* **Set exercise**
Lines holding the string "text" are the ones to copy; find them all in the data.

[Figure data in JSON]
++++++++
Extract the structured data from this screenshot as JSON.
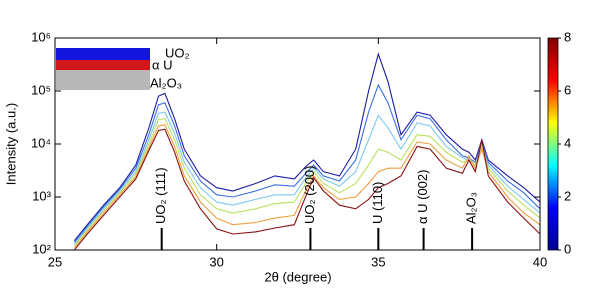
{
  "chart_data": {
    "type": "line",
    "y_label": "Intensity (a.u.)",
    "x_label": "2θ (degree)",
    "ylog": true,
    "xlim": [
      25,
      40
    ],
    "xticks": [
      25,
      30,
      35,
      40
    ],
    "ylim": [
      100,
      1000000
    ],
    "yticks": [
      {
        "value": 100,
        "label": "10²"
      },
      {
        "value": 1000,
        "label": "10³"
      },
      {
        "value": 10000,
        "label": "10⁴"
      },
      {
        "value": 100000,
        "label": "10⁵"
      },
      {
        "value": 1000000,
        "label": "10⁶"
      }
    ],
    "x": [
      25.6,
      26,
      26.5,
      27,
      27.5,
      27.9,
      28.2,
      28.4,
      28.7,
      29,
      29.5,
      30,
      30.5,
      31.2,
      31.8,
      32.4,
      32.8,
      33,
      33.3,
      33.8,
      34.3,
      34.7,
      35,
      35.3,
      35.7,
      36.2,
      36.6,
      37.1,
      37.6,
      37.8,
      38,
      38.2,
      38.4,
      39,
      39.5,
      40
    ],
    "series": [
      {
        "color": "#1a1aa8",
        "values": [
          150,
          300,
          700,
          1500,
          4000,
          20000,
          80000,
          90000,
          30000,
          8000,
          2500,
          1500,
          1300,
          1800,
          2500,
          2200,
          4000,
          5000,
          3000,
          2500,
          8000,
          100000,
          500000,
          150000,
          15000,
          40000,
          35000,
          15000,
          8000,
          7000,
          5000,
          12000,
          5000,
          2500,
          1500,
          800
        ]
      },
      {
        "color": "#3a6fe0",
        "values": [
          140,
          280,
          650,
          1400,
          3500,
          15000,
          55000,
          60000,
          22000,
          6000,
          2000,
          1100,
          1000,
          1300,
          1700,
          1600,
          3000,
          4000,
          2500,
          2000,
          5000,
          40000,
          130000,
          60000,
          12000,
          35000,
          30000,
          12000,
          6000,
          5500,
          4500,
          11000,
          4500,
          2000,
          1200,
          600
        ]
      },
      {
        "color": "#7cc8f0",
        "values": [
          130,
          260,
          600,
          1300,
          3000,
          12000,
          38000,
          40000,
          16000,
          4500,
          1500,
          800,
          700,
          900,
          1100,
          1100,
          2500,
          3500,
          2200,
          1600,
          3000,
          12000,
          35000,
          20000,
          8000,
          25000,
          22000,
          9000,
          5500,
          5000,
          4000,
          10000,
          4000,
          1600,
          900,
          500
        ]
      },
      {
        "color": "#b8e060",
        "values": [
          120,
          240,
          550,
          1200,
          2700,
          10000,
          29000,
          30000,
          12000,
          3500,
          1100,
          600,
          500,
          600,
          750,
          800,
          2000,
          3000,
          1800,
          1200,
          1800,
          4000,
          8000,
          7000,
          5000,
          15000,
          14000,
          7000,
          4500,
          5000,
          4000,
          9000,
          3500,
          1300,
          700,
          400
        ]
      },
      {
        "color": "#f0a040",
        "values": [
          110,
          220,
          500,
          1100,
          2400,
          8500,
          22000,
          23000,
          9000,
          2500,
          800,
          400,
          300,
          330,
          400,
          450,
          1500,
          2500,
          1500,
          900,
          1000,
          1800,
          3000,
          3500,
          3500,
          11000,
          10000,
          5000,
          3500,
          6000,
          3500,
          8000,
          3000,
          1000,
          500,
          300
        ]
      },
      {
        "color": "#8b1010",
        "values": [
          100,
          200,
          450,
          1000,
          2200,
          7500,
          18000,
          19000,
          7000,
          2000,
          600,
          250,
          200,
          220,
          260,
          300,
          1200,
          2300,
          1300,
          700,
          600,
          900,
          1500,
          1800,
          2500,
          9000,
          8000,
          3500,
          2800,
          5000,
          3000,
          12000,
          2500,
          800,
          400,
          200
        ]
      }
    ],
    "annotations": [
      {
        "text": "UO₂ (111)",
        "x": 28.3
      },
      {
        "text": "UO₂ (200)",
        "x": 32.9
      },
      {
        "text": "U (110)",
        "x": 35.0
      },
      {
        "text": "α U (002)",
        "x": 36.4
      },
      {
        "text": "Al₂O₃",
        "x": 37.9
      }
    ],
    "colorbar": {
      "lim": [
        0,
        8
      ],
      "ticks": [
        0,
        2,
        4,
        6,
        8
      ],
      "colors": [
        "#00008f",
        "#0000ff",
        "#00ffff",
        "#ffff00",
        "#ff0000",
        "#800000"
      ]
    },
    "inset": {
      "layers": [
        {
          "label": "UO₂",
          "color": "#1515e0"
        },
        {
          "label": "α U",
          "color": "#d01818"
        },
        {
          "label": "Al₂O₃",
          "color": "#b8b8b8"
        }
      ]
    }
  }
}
++++++++
* **Answer to this problem**
        "text": "UO₂ (111)",
        "text": "UO₂ (200)",
        "text": "U (110)",
        "text": "α U (002)",
        "text": "Al₂O₃",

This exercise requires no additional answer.